WHAT YOU SHOULD DO: Repeat all of the data precisely.

DATA PROVIDED:

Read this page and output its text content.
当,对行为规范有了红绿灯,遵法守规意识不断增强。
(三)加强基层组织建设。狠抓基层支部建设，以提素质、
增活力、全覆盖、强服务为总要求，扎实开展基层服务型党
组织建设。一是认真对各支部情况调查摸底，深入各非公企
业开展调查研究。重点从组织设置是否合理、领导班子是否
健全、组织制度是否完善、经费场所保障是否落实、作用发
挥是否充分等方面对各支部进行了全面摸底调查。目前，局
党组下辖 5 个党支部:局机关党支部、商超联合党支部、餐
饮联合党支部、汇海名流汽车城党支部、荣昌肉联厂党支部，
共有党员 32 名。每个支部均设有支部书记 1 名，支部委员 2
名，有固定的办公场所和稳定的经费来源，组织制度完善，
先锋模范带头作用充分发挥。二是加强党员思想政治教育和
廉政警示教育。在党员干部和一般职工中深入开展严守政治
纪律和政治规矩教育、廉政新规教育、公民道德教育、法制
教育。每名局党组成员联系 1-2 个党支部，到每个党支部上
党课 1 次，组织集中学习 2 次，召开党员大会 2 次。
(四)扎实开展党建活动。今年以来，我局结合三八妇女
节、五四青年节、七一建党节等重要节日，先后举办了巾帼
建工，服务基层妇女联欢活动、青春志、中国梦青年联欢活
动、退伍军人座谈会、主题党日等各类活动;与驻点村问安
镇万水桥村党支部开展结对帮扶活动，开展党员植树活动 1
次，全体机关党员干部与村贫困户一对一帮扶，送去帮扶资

ANSWER TO THE EXERCISE:
Read this page and output its text content.
当,对行为规范有了红绿灯,遵法守规意识不断增强。
(三)加强基层组织建设。狠抓基层支部建设，以提素质、
增活力、全覆盖、强服务为总要求，扎实开展基层服务型党
组织建设。一是认真对各支部情况调查摸底，深入各非公企
业开展调查研究。重点从组织设置是否合理、领导班子是否
健全、组织制度是否完善、经费场所保障是否落实、作用发
挥是否充分等方面对各支部进行了全面摸底调查。目前，局
党组下辖 5 个党支部:局机关党支部、商超联合党支部、餐
饮联合党支部、汇海名流汽车城党支部、荣昌肉联厂党支部，
共有党员 32 名。每个支部均设有支部书记 1 名，支部委员 2
名，有固定的办公场所和稳定的经费来源，组织制度完善，
先锋模范带头作用充分发挥。二是加强党员思想政治教育和
廉政警示教育。在党员干部和一般职工中深入开展严守政治
纪律和政治规矩教育、廉政新规教育、公民道德教育、法制
教育。每名局党组成员联系 1-2 个党支部，到每个党支部上
党课 1 次，组织集中学习 2 次，召开党员大会 2 次。
(四)扎实开展党建活动。今年以来，我局结合三八妇女
节、五四青年节、七一建党节等重要节日，先后举办了巾帼
建工，服务基层妇女联欢活动、青春志、中国梦青年联欢活
动、退伍军人座谈会、主题党日等各类活动;与驻点村问安
镇万水桥村党支部开展结对帮扶活动，开展党员植树活动 1
次，全体机关党员干部与村贫困户一对一帮扶，送去帮扶资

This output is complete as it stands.